-- start TEXT EXTRACT --

According to Flightradar24 data, the Boeing 737-800, owned by Ryanair’s subsidiary Malta Air, proceeded through Italian, Austrian, Czech and Polish airspaces, and took a turn east shortly before entering Lithuanian airspace. 

Around 8:14 pm GMT it entered Belarusian airspace near Lida and spent four minutes there, turning north and reentering Lithuanian airspace before landing at VNO. 

According to Aerotelegraph, which reported the story first, the flightpath was changed to avoid severe thunderstorms. 

The LightningMaps.org website indeed shows heavy storms in and around southern Lithuania on August 25, which likely prompted the pilots to briefly change their course. 

This was the first time a Ryanair aircraft had entered Belarusian airspace since May 2021, when Belarusian authorities diverted the carrier’s aircraft.

-- end TEXT EXTRACT --

**WORK TO COMPLETE:**
a: Copy the Ryanair flight report word for word, from "According to Flightradar24" up to and including "avoid severe thunderstorms.".
b: Pick up the Ryanair flight report after its final sentence and carry it forward.

-- start DATA PROVIDED --

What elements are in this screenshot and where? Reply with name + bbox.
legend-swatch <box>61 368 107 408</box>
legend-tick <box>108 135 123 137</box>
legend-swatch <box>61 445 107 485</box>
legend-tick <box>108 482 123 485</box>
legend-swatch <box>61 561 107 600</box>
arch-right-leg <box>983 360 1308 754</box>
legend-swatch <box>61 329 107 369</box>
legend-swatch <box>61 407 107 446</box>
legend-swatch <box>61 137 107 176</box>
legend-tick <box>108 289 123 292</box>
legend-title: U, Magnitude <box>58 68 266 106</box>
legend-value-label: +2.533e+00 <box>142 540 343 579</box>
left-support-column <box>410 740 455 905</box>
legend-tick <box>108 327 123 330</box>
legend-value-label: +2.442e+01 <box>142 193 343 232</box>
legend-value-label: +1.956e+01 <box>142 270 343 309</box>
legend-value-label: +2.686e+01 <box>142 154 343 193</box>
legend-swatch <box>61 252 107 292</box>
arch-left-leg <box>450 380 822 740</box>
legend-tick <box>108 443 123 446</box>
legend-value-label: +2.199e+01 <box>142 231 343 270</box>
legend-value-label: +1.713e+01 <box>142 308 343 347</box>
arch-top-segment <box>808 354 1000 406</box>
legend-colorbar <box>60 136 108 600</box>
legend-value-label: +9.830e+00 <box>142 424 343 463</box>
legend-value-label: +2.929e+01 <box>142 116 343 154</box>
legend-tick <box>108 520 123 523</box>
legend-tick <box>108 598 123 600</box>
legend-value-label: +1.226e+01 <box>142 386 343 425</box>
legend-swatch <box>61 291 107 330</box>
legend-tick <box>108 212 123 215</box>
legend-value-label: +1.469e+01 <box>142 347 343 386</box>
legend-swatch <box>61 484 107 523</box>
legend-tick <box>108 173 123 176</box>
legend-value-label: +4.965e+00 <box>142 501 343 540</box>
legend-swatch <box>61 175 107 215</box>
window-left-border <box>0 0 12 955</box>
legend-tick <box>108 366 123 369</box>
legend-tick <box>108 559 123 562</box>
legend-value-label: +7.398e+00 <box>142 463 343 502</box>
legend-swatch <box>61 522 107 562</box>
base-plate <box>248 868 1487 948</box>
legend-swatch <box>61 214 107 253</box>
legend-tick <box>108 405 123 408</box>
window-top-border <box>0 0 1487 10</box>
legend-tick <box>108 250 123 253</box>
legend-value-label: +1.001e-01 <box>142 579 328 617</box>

-- end DATA PROVIDED --

**RESULTS OF THE EXERCISE:**
a:
According to Flightradar24 data, the Boeing 737-800, owned by Ryanair’s subsidiary Malta Air, proceeded through Italian, Austrian, Czech and Polish airspaces, and took a turn east shortly before entering Lithuanian airspace. 

Around 8:14 pm GMT it entered Belarusian airspace near Lida and spent four minutes there, turning north and reentering Lithuanian airspace before landing at VNO. 

According to Aerotelegraph, which reported the story first, the flightpath was changed to avoid severe thunderstorms.

b:
In that incident, FR4978 landed in Minsk (MSQ) after what was later found out to be a fake bomb threat, engineered by Belarusian authorities.  

Belarusian oppositional activist Roman Protasevich and his girlfriend Sofia Sapiega were arrested immediately after the landing. 

In July 2022, the International Civil Aviation Organization (ICAO) issued a report which condemned Belarus for endangering the safety of the flight with a deliberately false bomb threat. 

The incident resulted in many European airlines, including Ryanair, starting to change their flight plans to avoid Belarusian airspace.